• _Direction_
Return each line of the data below verbatim; pictures are to be left out.

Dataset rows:
============

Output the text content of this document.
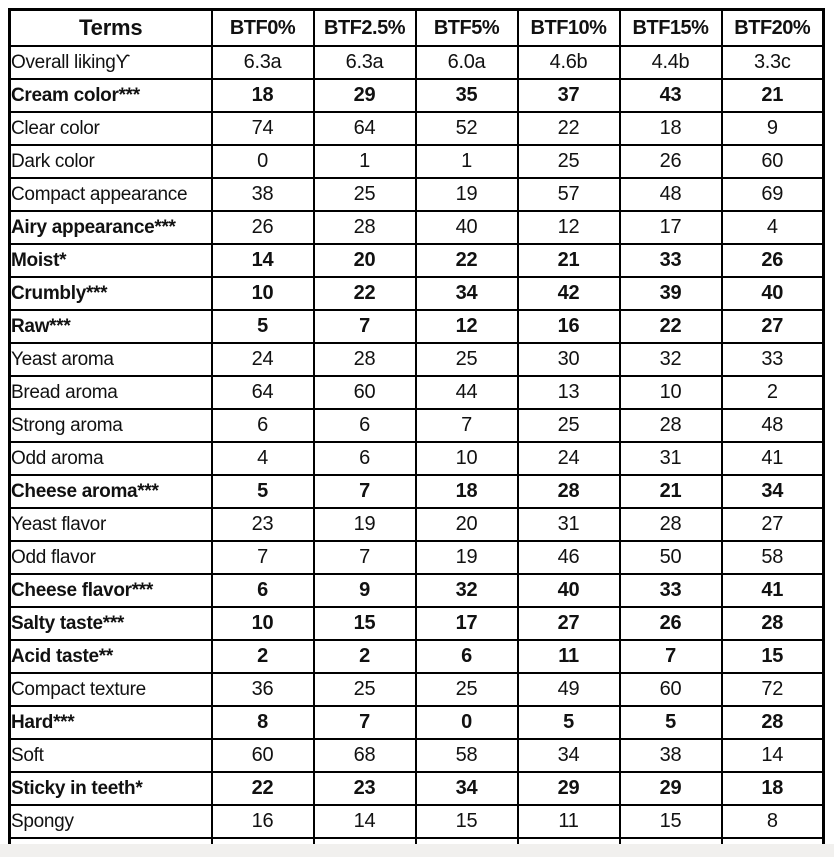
Terms	BTF0%	BTF2.5%	BTF5%	BTF10%	BTF15%	BTF20%
Overall likingϒ	6.3a	6.3a	6.0a	4.6b	4.4b	3.3c
Cream color***	18	29	35	37	43	21
Clear color	74	64	52	22	18	9
Dark color	0	1	1	25	26	60
Compact appearance	38	25	19	57	48	69
Airy appearance***	26	28	40	12	17	4
Moist*	14	20	22	21	33	26
Crumbly***	10	22	34	42	39	40
Raw***	5	7	12	16	22	27
Yeast aroma	24	28	25	30	32	33
Bread aroma	64	60	44	13	10	2
Strong aroma	6	6	7	25	28	48
Odd aroma	4	6	10	24	31	41
Cheese aroma***	5	7	18	28	21	34
Yeast flavor	23	19	20	31	28	27
Odd flavor	7	7	19	46	50	58
Cheese flavor***	6	9	32	40	33	41
Salty taste***	10	15	17	27	26	28
Acid taste**	2	2	6	11	7	15
Compact texture	36	25	25	49	60	72
Hard***	8	7	0	5	5	28
Soft	60	68	58	34	38	14
Sticky in teeth*	22	23	34	29	29	18
Spongy	16	14	15	11	15	8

============

• _Answer for the task_
Output the text content of this document.
Terms	BTF0%	BTF2.5%	BTF5%	BTF10%	BTF15%	BTF20%
Overall likingϒ	6.3a	6.3a	6.0a	4.6b	4.4b	3.3c
Cream color***	18	29	35	37	43	21
Clear color	74	64	52	22	18	9
Dark color	0	1	1	25	26	60
Compact appearance	38	25	19	57	48	69
Airy appearance***	26	28	40	12	17	4
Moist*	14	20	22	21	33	26
Crumbly***	10	22	34	42	39	40
Raw***	5	7	12	16	22	27
Yeast aroma	24	28	25	30	32	33
Bread aroma	64	60	44	13	10	2
Strong aroma	6	6	7	25	28	48
Odd aroma	4	6	10	24	31	41
Cheese aroma***	5	7	18	28	21	34
Yeast flavor	23	19	20	31	28	27
Odd flavor	7	7	19	46	50	58
Cheese flavor***	6	9	32	40	33	41
Salty taste***	10	15	17	27	26	28
Acid taste**	2	2	6	11	7	15
Compact texture	36	25	25	49	60	72
Hard***	8	7	0	5	5	28
Soft	60	68	58	34	38	14
Sticky in teeth*	22	23	34	29	29	18
Spongy	16	14	15	11	15	8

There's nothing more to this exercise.